Back in the United States, Hopper returned to his illustration career but also began to exhibit his own art as well. He was part of the Exhibition of Independent Artists in 1910 and the international Armory Show of 1913, during which he sold his first painting, Sailing (1911), displayed alongside works by Paul Gaugin, Henri de Toulouse-Lautrec, Paul Cézanne, Edgar Degas and many others. That same year, Hopper moved to an apartment on Washington Square in New York City’s Greenwich Village, where he would live and work for most of his life.

Wife and Muse

Around this time, the statuesque Hopper (he stood 6’5″) began making regular summer trips to New England, whose picturesque landscapes provided ample subject matter for his impressionist-influenced paintings. Examples of this include Squam Light (1912) and Road in Maine (1914). But despite a flourishing career as an illustrator, during the 1910s Hopper struggled to find any real interest in his own art. However, with the arrival of the new decade came a reversal of fortune. In 1920, at age 37, Hopper was given his first one-man show, held at the Whitney Studio Club and arranged by art collector and patron Gertrude Vanderbilt Whitney. The collection primarily featured Hopper’s paintings of Paris.

Three years later, while summering in Massachusetts, Hopper became reacquainted with Josephine Nivison, a former classmate of his who was herself a fairly successful painter. The two were married in 1924 and quickly became inseparable, often working together and influencing each other’s styles. Josephine also jealously insisted that she be the sole model for any future paintings featuring women and so inhabits much of Hopper’s work from that time forward. 

(Later information from Josephine’s diaries presented by art scholar Gail Levin in the 1995 book Edward Hopper: An Intimate Biography presented the marriage as becoming highly dysfunctional and marked by abuse from Hopper, though another couple who knew the two challenged such claims.)

Josephine was instrumental in Hopper’s transition from oils to watercolors and shared her art-world connections with him. These connections soon led to a one-man exhibition for Hopper at the Rehn Gallery, during which all of his watercolors were sold. The success of the show allowed Hopper to quit his illustration work for good and marked the beginning of a lifelong association between Hopper and the Rehn.

Exercise set ▸
• 1. Answer these from the Hopper passage:
(a) Which painting did Hopper sell at the 1913 Armory Show?
(b) Who arranged Hopper's first one-man show in 1920?
(c) In what year did Hopper and Josephine Nivison marry?
• 2. Reproduce the stretch of the Hopper passage from "Three years later, while" through "challenged such claims.)", word for word.
The items play no part in this work.

Recorded data ▸

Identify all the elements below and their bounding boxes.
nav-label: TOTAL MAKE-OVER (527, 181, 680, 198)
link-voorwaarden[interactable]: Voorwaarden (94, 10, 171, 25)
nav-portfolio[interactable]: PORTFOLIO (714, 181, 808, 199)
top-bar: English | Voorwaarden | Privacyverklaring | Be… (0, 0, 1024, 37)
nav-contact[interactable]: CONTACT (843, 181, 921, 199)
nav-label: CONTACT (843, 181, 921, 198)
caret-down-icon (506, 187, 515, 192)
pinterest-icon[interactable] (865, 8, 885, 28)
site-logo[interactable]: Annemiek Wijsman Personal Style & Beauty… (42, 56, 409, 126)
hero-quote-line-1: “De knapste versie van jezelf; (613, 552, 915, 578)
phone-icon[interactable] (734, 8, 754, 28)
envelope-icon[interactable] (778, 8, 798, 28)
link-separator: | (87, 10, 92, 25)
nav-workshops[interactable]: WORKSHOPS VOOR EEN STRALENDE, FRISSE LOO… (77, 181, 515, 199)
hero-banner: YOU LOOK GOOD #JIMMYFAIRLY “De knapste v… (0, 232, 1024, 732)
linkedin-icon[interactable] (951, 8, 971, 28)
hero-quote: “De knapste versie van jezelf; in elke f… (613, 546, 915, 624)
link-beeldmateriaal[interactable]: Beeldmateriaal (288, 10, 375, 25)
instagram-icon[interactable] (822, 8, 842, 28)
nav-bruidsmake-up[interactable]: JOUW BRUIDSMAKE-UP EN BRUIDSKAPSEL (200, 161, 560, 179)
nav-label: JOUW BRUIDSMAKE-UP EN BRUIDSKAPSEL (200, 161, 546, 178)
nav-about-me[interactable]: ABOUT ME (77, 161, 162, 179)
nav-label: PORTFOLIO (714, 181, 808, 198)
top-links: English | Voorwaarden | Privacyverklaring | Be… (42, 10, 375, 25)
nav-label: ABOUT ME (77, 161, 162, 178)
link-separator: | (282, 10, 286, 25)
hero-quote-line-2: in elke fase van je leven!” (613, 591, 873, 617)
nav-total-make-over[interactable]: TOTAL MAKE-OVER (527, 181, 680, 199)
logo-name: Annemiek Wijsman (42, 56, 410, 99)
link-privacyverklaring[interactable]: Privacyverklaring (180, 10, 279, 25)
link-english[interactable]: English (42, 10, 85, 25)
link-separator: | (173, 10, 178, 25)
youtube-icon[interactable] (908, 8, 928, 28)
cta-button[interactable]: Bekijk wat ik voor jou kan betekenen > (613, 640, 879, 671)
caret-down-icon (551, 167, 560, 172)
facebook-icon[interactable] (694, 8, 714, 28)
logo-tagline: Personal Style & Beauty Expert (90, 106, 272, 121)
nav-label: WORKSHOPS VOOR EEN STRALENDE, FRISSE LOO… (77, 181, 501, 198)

Solution set ▸
• 1.
(a) Sailing (1911)
(b) Gertrude Vanderbilt Whitney
(c) 1924

• 2.
Three years later, while summering in Massachusetts, Hopper became reacquainted with Josephine Nivison, a former classmate of his who was herself a fairly successful painter. The two were married in 1924 and quickly became inseparable, often working together and influencing each other’s styles. Josephine also jealously insisted that she be the sole model for any future paintings featuring women and so inhabits much of Hopper’s work from that time forward. 

(Later information from Josephine’s diaries presented by art scholar Gail Levin in the 1995 book Edward Hopper: An Intimate Biography presented the marriage as becoming highly dysfunctional and marked by abuse from Hopper, though another couple who knew the two challenged such claims.)